### INSTRUCTION
Restate the records that follow word for word; no pictures should appear.

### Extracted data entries
►
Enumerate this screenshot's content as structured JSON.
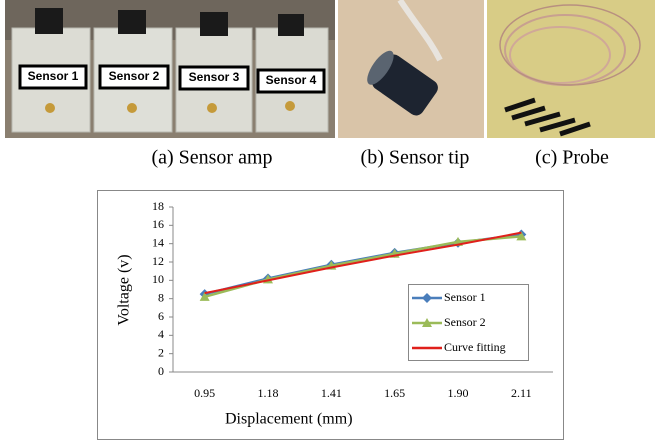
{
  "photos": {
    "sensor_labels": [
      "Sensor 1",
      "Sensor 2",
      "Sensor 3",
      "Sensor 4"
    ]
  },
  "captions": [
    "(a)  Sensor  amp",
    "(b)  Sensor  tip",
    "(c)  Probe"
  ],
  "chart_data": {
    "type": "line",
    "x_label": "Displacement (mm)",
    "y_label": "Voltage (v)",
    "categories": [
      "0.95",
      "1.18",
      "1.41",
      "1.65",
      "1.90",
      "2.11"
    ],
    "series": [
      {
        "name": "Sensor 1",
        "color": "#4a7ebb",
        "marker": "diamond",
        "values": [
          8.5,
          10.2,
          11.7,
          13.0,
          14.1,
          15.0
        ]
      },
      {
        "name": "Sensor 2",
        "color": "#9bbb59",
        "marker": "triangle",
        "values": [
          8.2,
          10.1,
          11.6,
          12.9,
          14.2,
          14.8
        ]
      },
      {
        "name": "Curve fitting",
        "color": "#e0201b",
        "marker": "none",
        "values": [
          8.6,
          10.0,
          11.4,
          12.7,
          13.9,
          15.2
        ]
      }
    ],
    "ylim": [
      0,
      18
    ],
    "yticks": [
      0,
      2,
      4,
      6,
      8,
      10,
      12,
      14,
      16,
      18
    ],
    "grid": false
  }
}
◄
### ANSWER FOR THIS EXERCISE
Enumerate this screenshot's content as structured JSON.
{
  "photos": {
    "sensor_labels": [
      "Sensor 1",
      "Sensor 2",
      "Sensor 3",
      "Sensor 4"
    ]
  },
  "captions": [
    "(a)  Sensor  amp",
    "(b)  Sensor  tip",
    "(c)  Probe"
  ],
  "chart_data": {
    "type": "line",
    "x_label": "Displacement (mm)",
    "y_label": "Voltage (v)",
    "categories": [
      "0.95",
      "1.18",
      "1.41",
      "1.65",
      "1.90",
      "2.11"
    ],
    "series": [
      {
        "name": "Sensor 1",
        "color": "#4a7ebb",
        "marker": "diamond",
        "values": [
          8.5,
          10.2,
          11.7,
          13.0,
          14.1,
          15.0
        ]
      },
      {
        "name": "Sensor 2",
        "color": "#9bbb59",
        "marker": "triangle",
        "values": [
          8.2,
          10.1,
          11.6,
          12.9,
          14.2,
          14.8
        ]
      },
      {
        "name": "Curve fitting",
        "color": "#e0201b",
        "marker": "none",
        "values": [
          8.6,
          10.0,
          11.4,
          12.7,
          13.9,
          15.2
        ]
      }
    ],
    "ylim": [
      0,
      18
    ],
    "yticks": [
      0,
      2,
      4,
      6,
      8,
      10,
      12,
      14,
      16,
      18
    ],
    "grid": false
  }
}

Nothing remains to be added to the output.